Saved entries
"""

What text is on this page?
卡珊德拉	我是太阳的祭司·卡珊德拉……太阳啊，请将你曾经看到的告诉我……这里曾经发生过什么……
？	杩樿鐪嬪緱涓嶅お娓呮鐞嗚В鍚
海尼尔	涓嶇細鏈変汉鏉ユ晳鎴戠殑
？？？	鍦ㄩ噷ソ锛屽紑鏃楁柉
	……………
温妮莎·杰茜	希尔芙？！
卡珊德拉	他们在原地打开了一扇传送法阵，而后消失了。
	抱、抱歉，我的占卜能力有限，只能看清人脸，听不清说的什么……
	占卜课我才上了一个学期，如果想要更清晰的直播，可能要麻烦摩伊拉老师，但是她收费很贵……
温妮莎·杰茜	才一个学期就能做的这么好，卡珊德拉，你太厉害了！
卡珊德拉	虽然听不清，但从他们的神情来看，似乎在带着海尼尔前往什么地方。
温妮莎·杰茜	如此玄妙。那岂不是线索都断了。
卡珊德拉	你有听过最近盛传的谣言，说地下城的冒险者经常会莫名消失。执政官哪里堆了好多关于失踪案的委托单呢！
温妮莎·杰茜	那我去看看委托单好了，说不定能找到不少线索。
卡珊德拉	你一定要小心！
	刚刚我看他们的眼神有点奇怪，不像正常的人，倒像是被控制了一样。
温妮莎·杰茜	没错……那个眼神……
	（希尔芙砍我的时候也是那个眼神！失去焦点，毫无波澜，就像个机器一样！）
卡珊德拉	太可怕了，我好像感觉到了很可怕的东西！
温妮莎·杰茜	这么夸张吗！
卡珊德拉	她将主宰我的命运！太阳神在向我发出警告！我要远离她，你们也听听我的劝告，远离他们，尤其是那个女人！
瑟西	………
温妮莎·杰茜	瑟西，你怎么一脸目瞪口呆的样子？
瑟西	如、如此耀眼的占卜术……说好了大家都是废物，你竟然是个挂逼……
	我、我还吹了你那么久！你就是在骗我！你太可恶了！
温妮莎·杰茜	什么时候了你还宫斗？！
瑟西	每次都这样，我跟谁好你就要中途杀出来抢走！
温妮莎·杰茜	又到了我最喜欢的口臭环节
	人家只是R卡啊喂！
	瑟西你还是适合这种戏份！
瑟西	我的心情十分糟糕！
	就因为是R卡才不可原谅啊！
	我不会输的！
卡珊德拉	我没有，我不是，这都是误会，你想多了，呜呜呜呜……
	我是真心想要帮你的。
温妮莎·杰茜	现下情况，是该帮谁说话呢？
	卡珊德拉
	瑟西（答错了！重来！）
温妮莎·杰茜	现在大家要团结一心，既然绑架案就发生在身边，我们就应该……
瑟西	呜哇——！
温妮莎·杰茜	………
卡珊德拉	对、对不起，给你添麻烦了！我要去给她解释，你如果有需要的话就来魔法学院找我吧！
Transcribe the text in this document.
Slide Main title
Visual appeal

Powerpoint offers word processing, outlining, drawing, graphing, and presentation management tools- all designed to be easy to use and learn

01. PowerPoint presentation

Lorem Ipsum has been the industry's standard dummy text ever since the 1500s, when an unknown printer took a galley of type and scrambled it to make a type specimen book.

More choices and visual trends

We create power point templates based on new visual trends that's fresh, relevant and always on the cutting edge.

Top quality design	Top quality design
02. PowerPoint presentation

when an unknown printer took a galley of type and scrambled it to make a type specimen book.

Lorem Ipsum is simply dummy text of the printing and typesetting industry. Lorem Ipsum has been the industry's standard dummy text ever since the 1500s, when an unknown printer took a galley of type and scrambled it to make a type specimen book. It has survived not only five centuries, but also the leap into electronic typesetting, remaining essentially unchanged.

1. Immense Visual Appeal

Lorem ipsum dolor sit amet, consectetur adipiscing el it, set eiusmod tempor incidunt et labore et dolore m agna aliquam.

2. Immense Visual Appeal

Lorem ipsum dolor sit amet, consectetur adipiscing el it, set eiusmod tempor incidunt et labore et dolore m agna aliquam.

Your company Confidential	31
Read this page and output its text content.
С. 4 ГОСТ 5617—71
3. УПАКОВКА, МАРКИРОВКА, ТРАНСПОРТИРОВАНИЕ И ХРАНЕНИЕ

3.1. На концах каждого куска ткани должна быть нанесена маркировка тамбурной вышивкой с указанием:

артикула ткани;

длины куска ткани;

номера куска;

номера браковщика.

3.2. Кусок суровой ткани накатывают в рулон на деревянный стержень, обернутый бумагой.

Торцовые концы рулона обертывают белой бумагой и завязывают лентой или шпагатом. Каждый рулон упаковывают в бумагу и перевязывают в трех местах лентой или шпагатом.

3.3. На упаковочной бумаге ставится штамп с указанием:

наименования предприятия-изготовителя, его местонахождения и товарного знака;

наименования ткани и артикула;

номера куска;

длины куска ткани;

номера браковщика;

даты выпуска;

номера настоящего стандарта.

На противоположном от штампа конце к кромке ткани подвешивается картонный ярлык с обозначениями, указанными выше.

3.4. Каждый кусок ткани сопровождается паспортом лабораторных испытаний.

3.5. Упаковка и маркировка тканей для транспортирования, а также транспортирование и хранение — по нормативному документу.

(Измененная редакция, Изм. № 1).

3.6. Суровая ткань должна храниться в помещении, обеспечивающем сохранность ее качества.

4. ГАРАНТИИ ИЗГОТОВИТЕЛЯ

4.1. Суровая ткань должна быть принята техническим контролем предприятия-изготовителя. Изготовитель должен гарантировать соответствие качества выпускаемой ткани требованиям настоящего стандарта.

"""

* [Task prompt]
State the number of lines above that hold the string "настоящего", with nothing added.

* [Result]
2